GIVEN INFORMATION:

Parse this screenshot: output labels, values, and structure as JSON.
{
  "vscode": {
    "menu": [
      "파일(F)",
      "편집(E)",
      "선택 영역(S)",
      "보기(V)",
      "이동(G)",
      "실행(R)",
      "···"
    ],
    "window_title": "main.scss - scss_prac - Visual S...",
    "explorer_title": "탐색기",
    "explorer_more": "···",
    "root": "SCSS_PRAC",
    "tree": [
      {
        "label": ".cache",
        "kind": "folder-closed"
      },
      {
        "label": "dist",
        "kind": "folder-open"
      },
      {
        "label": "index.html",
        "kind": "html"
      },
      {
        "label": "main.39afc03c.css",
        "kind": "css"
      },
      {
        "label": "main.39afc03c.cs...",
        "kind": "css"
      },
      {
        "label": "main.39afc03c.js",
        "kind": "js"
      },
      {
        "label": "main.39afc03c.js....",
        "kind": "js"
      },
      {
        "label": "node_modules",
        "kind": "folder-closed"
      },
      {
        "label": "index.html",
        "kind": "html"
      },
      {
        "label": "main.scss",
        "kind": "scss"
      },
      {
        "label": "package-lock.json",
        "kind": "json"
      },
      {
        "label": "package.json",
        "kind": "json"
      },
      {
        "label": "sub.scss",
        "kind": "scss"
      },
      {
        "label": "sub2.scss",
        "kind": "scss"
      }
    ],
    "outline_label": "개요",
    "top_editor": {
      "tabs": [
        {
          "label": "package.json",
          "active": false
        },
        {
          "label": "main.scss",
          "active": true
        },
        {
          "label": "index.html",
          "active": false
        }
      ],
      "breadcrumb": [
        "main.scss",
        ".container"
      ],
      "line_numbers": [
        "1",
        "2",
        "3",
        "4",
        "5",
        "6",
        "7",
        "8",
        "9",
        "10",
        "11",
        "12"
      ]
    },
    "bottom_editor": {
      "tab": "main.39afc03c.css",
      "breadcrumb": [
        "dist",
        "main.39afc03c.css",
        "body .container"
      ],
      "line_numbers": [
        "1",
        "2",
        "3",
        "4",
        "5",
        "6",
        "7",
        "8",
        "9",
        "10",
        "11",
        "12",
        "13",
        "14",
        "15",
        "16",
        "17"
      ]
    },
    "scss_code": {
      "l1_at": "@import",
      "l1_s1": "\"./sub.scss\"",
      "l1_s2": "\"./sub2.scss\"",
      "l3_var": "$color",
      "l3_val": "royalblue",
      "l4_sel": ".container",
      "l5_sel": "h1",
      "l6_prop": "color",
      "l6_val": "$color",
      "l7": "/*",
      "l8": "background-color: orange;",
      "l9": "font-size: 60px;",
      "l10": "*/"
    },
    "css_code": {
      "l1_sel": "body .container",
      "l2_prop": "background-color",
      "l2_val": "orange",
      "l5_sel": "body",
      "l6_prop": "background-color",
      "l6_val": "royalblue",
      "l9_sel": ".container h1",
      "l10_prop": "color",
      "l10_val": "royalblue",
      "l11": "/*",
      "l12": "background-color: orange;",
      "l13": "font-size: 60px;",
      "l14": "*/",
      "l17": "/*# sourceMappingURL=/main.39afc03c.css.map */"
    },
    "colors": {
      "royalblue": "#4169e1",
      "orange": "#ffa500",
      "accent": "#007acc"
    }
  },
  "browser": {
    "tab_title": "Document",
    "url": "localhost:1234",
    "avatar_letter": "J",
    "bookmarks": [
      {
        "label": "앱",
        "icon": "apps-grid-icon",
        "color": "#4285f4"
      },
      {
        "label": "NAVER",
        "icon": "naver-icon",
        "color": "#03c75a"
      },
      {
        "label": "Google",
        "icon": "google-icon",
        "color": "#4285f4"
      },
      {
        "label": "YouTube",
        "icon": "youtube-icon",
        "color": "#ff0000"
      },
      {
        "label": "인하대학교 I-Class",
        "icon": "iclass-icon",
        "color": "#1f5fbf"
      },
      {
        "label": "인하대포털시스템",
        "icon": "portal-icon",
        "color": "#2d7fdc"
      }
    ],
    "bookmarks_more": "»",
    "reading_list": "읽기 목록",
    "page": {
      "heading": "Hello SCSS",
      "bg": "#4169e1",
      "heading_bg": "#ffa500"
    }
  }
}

TASK DIRECTIONS: Write out the material exactly as given.

THE RESPONSE:
Parse this screenshot: output labels, values, and structure as JSON.
{
  "vscode": {
    "menu": [
      "파일(F)",
      "편집(E)",
      "선택 영역(S)",
      "보기(V)",
      "이동(G)",
      "실행(R)",
      "···"
    ],
    "window_title": "main.scss - scss_prac - Visual S...",
    "explorer_title": "탐색기",
    "explorer_more": "···",
    "root": "SCSS_PRAC",
    "tree": [
      {
        "label": ".cache",
        "kind": "folder-closed"
      },
      {
        "label": "dist",
        "kind": "folder-open"
      },
      {
        "label": "index.html",
        "kind": "html"
      },
      {
        "label": "main.39afc03c.css",
        "kind": "css"
      },
      {
        "label": "main.39afc03c.cs...",
        "kind": "css"
      },
      {
        "label": "main.39afc03c.js",
        "kind": "js"
      },
      {
        "label": "main.39afc03c.js....",
        "kind": "js"
      },
      {
        "label": "node_modules",
        "kind": "folder-closed"
      },
      {
        "label": "index.html",
        "kind": "html"
      },
      {
        "label": "main.scss",
        "kind": "scss"
      },
      {
        "label": "package-lock.json",
        "kind": "json"
      },
      {
        "label": "package.json",
        "kind": "json"
      },
      {
        "label": "sub.scss",
        "kind": "scss"
      },
      {
        "label": "sub2.scss",
        "kind": "scss"
      }
    ],
    "outline_label": "개요",
    "top_editor": {
      "tabs": [
        {
          "label": "package.json",
          "active": false
        },
        {
          "label": "main.scss",
          "active": true
        },
        {
          "label": "index.html",
          "active": false
        }
      ],
      "breadcrumb": [
        "main.scss",
        ".container"
      ],
      "line_numbers": [
        "1",
        "2",
        "3",
        "4",
        "5",
        "6",
        "7",
        "8",
        "9",
        "10",
        "11",
        "12"
      ]
    },
    "bottom_editor": {
      "tab": "main.39afc03c.css",
      "breadcrumb": [
        "dist",
        "main.39afc03c.css",
        "body .container"
      ],
      "line_numbers": [
        "1",
        "2",
        "3",
        "4",
        "5",
        "6",
        "7",
        "8",
        "9",
        "10",
        "11",
        "12",
        "13",
        "14",
        "15",
        "16",
        "17"
      ]
    },
    "scss_code": {
      "l1_at": "@import",
      "l1_s1": "\"./sub.scss\"",
      "l1_s2": "\"./sub2.scss\"",
      "l3_var": "$color",
      "l3_val": "royalblue",
      "l4_sel": ".container",
      "l5_sel": "h1",
      "l6_prop": "color",
      "l6_val": "$color",
      "l7": "/*",
      "l8": "background-color: orange;",
      "l9": "font-size: 60px;",
      "l10": "*/"
    },
    "css_code": {
      "l1_sel": "body .container",
      "l2_prop": "background-color",
      "l2_val": "orange",
      "l5_sel": "body",
      "l6_prop": "background-color",
      "l6_val": "royalblue",
      "l9_sel": ".container h1",
      "l10_prop": "color",
      "l10_val": "royalblue",
      "l11": "/*",
      "l12": "background-color: orange;",
      "l13": "font-size: 60px;",
      "l14": "*/",
      "l17": "/*# sourceMappingURL=/main.39afc03c.css.map */"
    },
    "colors": {
      "royalblue": "#4169e1",
      "orange": "#ffa500",
      "accent": "#007acc"
    }
  },
  "browser": {
    "tab_title": "Document",
    "url": "localhost:1234",
    "avatar_letter": "J",
    "bookmarks": [
      {
        "label": "앱",
        "icon": "apps-grid-icon",
        "color": "#4285f4"
      },
      {
        "label": "NAVER",
        "icon": "naver-icon",
        "color": "#03c75a"
      },
      {
        "label": "Google",
        "icon": "google-icon",
        "color": "#4285f4"
      },
      {
        "label": "YouTube",
        "icon": "youtube-icon",
        "color": "#ff0000"
      },
      {
        "label": "인하대학교 I-Class",
        "icon": "iclass-icon",
        "color": "#1f5fbf"
      },
      {
        "label": "인하대포털시스템",
        "icon": "portal-icon",
        "color": "#2d7fdc"
      }
    ],
    "bookmarks_more": "»",
    "reading_list": "읽기 목록",
    "page": {
      "heading": "Hello SCSS",
      "bg": "#4169e1",
      "heading_bg": "#ffa500"
    }
  }
}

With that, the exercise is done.